··· ENTRIES ···
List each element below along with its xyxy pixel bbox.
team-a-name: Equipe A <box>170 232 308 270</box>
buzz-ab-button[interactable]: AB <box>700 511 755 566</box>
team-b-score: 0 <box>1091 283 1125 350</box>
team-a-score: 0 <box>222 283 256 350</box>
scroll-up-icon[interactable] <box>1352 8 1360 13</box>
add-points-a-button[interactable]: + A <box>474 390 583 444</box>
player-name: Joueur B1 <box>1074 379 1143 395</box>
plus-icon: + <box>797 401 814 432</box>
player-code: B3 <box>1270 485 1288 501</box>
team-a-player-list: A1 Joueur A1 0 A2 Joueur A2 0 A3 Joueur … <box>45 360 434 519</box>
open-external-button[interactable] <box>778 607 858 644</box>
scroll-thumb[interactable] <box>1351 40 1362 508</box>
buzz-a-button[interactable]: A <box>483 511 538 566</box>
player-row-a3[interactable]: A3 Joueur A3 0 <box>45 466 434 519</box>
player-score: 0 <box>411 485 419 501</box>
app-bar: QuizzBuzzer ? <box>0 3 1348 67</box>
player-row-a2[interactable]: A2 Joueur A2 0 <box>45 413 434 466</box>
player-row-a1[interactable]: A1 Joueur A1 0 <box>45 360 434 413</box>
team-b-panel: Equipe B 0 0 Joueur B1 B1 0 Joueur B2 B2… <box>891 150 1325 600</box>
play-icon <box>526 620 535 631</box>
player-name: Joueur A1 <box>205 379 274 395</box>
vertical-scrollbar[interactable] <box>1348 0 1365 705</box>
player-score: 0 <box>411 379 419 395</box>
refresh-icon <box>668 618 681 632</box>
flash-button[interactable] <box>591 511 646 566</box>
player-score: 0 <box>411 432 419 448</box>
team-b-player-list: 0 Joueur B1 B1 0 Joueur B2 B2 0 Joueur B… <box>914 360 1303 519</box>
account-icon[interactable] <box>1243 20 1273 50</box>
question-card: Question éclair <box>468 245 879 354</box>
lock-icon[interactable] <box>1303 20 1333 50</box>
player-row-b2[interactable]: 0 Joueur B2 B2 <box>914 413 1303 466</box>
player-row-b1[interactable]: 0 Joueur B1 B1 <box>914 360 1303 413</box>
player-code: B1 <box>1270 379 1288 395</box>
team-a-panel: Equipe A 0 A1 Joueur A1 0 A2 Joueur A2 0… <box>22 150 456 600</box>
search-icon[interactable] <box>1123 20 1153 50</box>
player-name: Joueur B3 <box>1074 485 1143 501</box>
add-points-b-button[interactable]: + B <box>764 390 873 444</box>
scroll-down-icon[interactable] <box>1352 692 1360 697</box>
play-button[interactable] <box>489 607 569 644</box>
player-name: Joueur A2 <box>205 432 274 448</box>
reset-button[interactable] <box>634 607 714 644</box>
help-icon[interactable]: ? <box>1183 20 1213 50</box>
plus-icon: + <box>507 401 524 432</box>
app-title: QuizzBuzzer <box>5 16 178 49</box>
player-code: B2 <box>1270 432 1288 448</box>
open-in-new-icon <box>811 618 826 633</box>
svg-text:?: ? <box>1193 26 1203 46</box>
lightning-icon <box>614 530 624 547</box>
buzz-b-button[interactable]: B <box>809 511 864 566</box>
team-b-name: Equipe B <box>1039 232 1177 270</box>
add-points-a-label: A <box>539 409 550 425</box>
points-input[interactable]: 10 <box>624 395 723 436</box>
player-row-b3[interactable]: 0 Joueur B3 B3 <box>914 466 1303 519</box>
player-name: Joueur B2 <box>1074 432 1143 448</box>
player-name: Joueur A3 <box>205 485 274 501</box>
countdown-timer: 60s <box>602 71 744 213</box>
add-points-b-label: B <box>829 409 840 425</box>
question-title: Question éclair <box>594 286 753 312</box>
···
● **TASK DIRECTIONS**
Format the lines from the first one up to and including the line with "question-card: Question éclair" as a Markdown table with the columns Row and Line, numbering each row and skipping any blank lines.

● **EXERCISE OUTPUT**
| Row | Line |
|---|---|
| 1 | List each element below along with its xyxy pixel bbox. |
| 2 | team-a-name: Equipe A <box>170 232 308 270</box> |
| 3 | buzz-ab-button[interactable]: AB <box>700 511 755 566</box> |
| 4 | team-b-score: 0 <box>1091 283 1125 350</box> |
| 5 | team-a-score: 0 <box>222 283 256 350</box> |
| 6 | scroll-up-icon[interactable] <box>1352 8 1360 13</box> |
| 7 | add-points-a-button[interactable]: + A <box>474 390 583 444</box> |
| 8 | player-name: Joueur B1 <box>1074 379 1143 395</box> |
| 9 | plus-icon: + <box>797 401 814 432</box> |
| 10 | player-code: B3 <box>1270 485 1288 501</box> |
| 11 | team-a-player-list: A1 Joueur A1 0 A2 Joueur A2 0 A3 Joueur … <box>45 360 434 519</box> |
| 12 | open-external-button[interactable] <box>778 607 858 644</box> |
| 13 | scroll-thumb[interactable] <box>1351 40 1362 508</box> |
| 14 | buzz-a-button[interactable]: A <box>483 511 538 566</box> |
| 15 | player-row-a3[interactable]: A3 Joueur A3 0 <box>45 466 434 519</box> |
| 16 | player-score: 0 <box>411 485 419 501</box> |
| 17 | app-bar: QuizzBuzzer ? <box>0 3 1348 67</box> |
| 18 | player-row-a2[interactable]: A2 Joueur A2 0 <box>45 413 434 466</box> |
| 19 | player-row-a1[interactable]: A1 Joueur A1 0 <box>45 360 434 413</box> |
| 20 | team-b-panel: Equipe B 0 0 Joueur B1 B1 0 Joueur B2 B2… <box>891 150 1325 600</box> |
| 21 | play-icon <box>526 620 535 631</box> |
| 22 | player-name: Joueur A1 <box>205 379 274 395</box> |
| 23 | vertical-scrollbar[interactable] <box>1348 0 1365 705</box> |
| 24 | player-score: 0 <box>411 379 419 395</box> |
| 25 | refresh-icon <box>668 618 681 632</box> |
| 26 | flash-button[interactable] <box>591 511 646 566</box> |
| 27 | player-score: 0 <box>411 432 419 448</box> |
| 28 | team-b-player-list: 0 Joueur B1 B1 0 Joueur B2 B2 0 Joueur B… <box>914 360 1303 519</box> |
| 29 | account-icon[interactable] <box>1243 20 1273 50</box> |
| 30 | question-card: Question éclair <box>468 245 879 354</box> |